Now in her mid-40s, Henidar was one of 10 children of a Padang father and a mother who is mixed Javanese-Sundanese (there also is English ancestry in her family). Raised in Bogor, she moved in her teens to Jakarta and was encouraged by an older sibling to model (she also made a couple of teen flicks in the early 1980s). Although her father initially disapproved of her career choice, by the 1990s she was known for her cool, almost patrician demeanor on the catwalk, literally able to take anything in stride.
Designer Edward Hutabarat remembers Henidar preparing to walk down the runway during a show at a hotel, when suddenly scaffolding started falling down around her. “She waited until it had all stopped, and then she stepped over it and continued on,” he says with a chuckle.
Henidar would do up to four shows in a day, sometimes shuttling between gigs in a very unglamorous motorized pedicab. It was a simpler time, but not necessarily better.
“Oh, I’d choose today,” she says when asked which period she would rather have modeled in. “I used to get paid Rp 25,000 a show. And I think it’s more open, I think [to different types of looks]. Somebody like Kate Moss, who is only 172 cm, a little bit taller than me, can be a top model. A friend used to say to me that I could have gone international if only I were taller.”
Acting provided another extension in her career. She says her acting is based on feeling, on trying to understand the depths of her character, and she admits to being a perfectionist – “I always feel I can do 1,000 times better.”
She is also someone who never wants to let others down.
“I don’t want them to say, ‘Ah, that Henidar ...’ If someone has shown trust in me, then I want to do the very best for them.”

A scene from Mereka Bilang Saya Monyet
Henidar was conflicted about taking the role in Mereka Bilang Saya Monyet. “I knew it was the script I had been waiting for so long,” she says. “It was sinting [crazy], that’s one of my favorite words. It read like a foreign movie.”

_Stated exercise 1_.
According to the Henidar profile, how much was she paid per show when she modeled?
_Stated exercise 2_.
From the Henidar profile, copy everything from "Henidar would do" down to "let others down.".
The records that come next are separate material and unrelated to the Henidar profile.

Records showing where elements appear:
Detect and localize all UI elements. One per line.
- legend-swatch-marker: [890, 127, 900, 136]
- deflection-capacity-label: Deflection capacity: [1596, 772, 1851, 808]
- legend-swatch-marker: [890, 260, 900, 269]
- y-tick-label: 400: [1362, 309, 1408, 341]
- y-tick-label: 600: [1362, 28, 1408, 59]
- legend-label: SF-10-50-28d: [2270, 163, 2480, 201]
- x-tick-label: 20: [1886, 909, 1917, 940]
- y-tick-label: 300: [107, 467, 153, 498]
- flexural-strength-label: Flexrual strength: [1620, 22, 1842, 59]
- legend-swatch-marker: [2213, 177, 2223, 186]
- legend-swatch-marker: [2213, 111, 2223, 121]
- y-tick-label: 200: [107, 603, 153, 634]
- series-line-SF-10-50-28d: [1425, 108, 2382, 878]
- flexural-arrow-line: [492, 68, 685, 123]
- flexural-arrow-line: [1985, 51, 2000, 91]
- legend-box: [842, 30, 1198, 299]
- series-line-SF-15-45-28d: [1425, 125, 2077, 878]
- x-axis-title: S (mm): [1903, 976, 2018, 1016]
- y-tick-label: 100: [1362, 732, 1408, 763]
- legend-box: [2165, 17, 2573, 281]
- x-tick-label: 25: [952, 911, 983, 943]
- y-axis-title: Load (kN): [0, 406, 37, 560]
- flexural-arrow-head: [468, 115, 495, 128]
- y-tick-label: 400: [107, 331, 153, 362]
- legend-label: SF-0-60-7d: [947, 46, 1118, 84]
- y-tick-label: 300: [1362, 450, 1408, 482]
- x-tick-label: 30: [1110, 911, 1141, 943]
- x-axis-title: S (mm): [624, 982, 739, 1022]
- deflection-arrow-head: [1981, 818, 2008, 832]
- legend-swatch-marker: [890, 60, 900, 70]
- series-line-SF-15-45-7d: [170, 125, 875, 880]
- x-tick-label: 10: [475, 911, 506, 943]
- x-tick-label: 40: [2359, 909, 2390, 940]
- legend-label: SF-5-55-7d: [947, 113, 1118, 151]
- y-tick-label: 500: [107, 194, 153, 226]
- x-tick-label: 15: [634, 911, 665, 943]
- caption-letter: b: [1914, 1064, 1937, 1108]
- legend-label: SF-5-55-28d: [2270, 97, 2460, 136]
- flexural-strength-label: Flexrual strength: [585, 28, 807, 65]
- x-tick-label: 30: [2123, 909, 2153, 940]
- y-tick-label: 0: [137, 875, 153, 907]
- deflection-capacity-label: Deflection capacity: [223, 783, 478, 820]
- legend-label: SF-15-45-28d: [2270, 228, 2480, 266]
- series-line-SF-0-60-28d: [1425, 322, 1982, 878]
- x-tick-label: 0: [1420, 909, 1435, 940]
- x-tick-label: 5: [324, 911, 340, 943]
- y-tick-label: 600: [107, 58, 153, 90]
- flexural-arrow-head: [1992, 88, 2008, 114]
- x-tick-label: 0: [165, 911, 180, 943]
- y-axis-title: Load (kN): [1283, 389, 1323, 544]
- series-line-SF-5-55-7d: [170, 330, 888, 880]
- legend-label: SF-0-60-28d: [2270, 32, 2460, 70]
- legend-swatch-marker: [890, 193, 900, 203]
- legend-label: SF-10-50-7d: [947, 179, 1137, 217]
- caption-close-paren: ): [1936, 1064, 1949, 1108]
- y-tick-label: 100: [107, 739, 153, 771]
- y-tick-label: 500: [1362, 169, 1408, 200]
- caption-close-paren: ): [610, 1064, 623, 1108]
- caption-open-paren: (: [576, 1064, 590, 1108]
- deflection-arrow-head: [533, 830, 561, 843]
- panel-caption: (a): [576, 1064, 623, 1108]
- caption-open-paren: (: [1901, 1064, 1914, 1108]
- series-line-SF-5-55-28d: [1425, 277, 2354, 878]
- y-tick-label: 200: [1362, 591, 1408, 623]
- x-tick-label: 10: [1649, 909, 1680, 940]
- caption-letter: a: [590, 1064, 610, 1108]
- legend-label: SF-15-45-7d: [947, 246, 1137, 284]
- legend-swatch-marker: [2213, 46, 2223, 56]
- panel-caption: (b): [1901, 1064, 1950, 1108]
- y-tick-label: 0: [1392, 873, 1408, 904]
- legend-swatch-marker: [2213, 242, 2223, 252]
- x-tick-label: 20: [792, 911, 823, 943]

_Response 1_.
Rp 25,000 a show.

_Response 2_.
Henidar would do up to four shows in a day, sometimes shuttling between gigs in a very unglamorous motorized pedicab. It was a simpler time, but not necessarily better.
“Oh, I’d choose today,” she says when asked which period she would rather have modeled in. “I used to get paid Rp 25,000 a show. And I think it’s more open, I think [to different types of looks]. Somebody like Kate Moss, who is only 172 cm, a little bit taller than me, can be a top model. A friend used to say to me that I could have gone international if only I were taller.”
Acting provided another extension in her career. She says her acting is based on feeling, on trying to understand the depths of her character, and she admits to being a perfectionist – “I always feel I can do 1,000 times better.”
She is also someone who never wants to let others down.